If the youth is so charged, it will mark the first criminal libel case in Utah history involving the Internet, and one of the first anywhere.
His father told reporters his son was fighting back against hostile peers. "For him, it was just a tit-for-tat thing. Everything he has done up to this point was in retaliation for what other kids did, stuff that was just as vulgar and just as hurtful. For me, the question isn't whether [my son] is going to be held accountable. It's whether the others are going to be held to the same standard."
Not likely. In 21st Century America, harassment and cruelty are fine as long as you don't do it on a computer.
The Net is raising new questions not only about copyright, but about the limits of speech and commentary in cyberspace -- a culture in which the First Amendment sometimes seems almost timid, perhaps even inadequate. It also focuses more attention on epidemic Net hostility and cruelty, against which some people may begin to take formal action. Public net postings are frequently vicious, and sometimes anonymous posters traditionally bear no responsibility for the the wantonly stupid things they sometimes say. In the context of all the other conflicts over the movement of intellectual property and speech online, some sort of legal response seems almost inevitable.
In the overall context of personal and commercial Net traffic, assaultive comments are rare. Hardly any result in actual physical harm. But as the Utah incident demonstrates, that doesn't mean they're inconsequential. The anonymous Utah Web site was vulgar and offensive, but compared to many public flames, only tepid. Flaming is obnoxious -- most of it is profoundly inane -- but the idea that it's libelous has lots of implications for life online. And none of them are good.
Questions of online responsibility for words are difficult. Anonymity is easy on the Net, and it's often impossible to know if comments online, no matter how shocking, are true or false. Vicious postings can be more damaging than the face-to-face-kind. They can be rapidly disseminated and accessed by countless numbers of people instantly.
They also occur in an environment of fear and confusion about the power of new information technologies. As with copyright, historic notions of libel and accountability may not realistically apply to this new kind of social geography.
On his Web site, the Utah high teenager allegedly called school personnel "drunks" and some female classmates "sluts." He also cast doubt on the work ethic and competency of several faculty members. He concedes the site -- put up partly in response to taunts and harassments from peers - was a mistake. He never threatened anyone with violence, and his friends and classmates vigorously deny that he was violent or menacing, or was even perceived that way. Some of his classmates told reporters he was "weird." The student said one reason school officials (they suspected him immediately) wanted him gone was that he had dyed his hair pink. He had also, said school officials, had frequent run-ins with the principal of his school and had an altercation during a football game last fall.
The teenager arrived in the small town of Milford five years ago, and had trouble fitting in from the first, said his classmates.
When school officials learned of the site on May 16, the principal notified the police, who seized the boy's computer and took it to the State Crime Laboratory for analysis. That same day, a Juvenile Court Judge ordered the student sent to Cedar City's juvenile detention center where he remained for several days until he was released.

(Element region listings)
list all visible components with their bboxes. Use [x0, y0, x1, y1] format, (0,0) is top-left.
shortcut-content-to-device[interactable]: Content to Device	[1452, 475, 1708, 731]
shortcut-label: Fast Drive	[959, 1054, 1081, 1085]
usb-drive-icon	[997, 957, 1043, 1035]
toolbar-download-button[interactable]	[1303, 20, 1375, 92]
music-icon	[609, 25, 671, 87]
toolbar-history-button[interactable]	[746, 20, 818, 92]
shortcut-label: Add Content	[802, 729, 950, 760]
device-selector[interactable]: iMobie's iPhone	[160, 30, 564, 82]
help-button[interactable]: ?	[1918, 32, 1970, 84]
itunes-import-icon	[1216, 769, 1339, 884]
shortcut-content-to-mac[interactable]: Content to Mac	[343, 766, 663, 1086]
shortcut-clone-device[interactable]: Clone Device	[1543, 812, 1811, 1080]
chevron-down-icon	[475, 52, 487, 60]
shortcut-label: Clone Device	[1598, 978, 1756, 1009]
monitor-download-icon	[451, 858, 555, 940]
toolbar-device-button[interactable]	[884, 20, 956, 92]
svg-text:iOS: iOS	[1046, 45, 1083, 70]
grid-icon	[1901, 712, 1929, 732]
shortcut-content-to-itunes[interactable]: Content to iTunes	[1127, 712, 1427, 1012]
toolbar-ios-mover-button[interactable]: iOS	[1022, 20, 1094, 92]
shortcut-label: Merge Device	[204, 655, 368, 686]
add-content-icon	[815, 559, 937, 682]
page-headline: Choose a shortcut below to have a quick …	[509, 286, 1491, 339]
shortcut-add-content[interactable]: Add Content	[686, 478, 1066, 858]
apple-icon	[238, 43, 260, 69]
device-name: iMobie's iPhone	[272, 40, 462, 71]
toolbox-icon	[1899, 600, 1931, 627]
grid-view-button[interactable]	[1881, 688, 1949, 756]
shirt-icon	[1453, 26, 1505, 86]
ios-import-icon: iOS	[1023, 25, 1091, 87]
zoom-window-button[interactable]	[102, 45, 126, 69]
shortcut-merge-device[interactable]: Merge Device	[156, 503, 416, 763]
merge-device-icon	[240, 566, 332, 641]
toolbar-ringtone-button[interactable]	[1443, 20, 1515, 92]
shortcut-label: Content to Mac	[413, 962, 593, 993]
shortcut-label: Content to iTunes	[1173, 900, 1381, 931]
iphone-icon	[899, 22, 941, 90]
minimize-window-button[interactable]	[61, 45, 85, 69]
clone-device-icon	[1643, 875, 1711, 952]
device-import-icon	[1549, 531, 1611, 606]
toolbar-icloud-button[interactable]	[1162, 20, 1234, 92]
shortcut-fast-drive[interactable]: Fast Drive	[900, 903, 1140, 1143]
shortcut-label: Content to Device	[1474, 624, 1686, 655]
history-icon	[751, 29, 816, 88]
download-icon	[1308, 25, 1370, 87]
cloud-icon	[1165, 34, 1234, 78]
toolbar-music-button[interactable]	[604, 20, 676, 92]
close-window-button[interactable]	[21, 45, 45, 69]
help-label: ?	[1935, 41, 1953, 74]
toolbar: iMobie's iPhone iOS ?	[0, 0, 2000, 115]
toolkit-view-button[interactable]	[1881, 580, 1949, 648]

#### JOBS:
1. Answer the following questions using the Utah libel passage:
(a) On what date did school officials learn of the site?
(b) How long ago did the teenager arrive in Milford?
(c) What color had the student dyed his hair?
2. Reproduce verbatim everything in the Utah libel passage from "The Net is raising" down to "seems almost inevitable.".

#### OUTPUTS:
1.
(a) May 16
(b) Five years ago
(c) Pink

2.
The Net is raising new questions not only about copyright, but about the limits of speech and commentary in cyberspace -- a culture in which the First Amendment sometimes seems almost timid, perhaps even inadequate. It also focuses more attention on epidemic Net hostility and cruelty, against which some people may begin to take formal action. Public net postings are frequently vicious, and sometimes anonymous posters traditionally bear no responsibility for the the wantonly stupid things they sometimes say. In the context of all the other conflicts over the movement of intellectual property and speech online, some sort of legal response seems almost inevitable.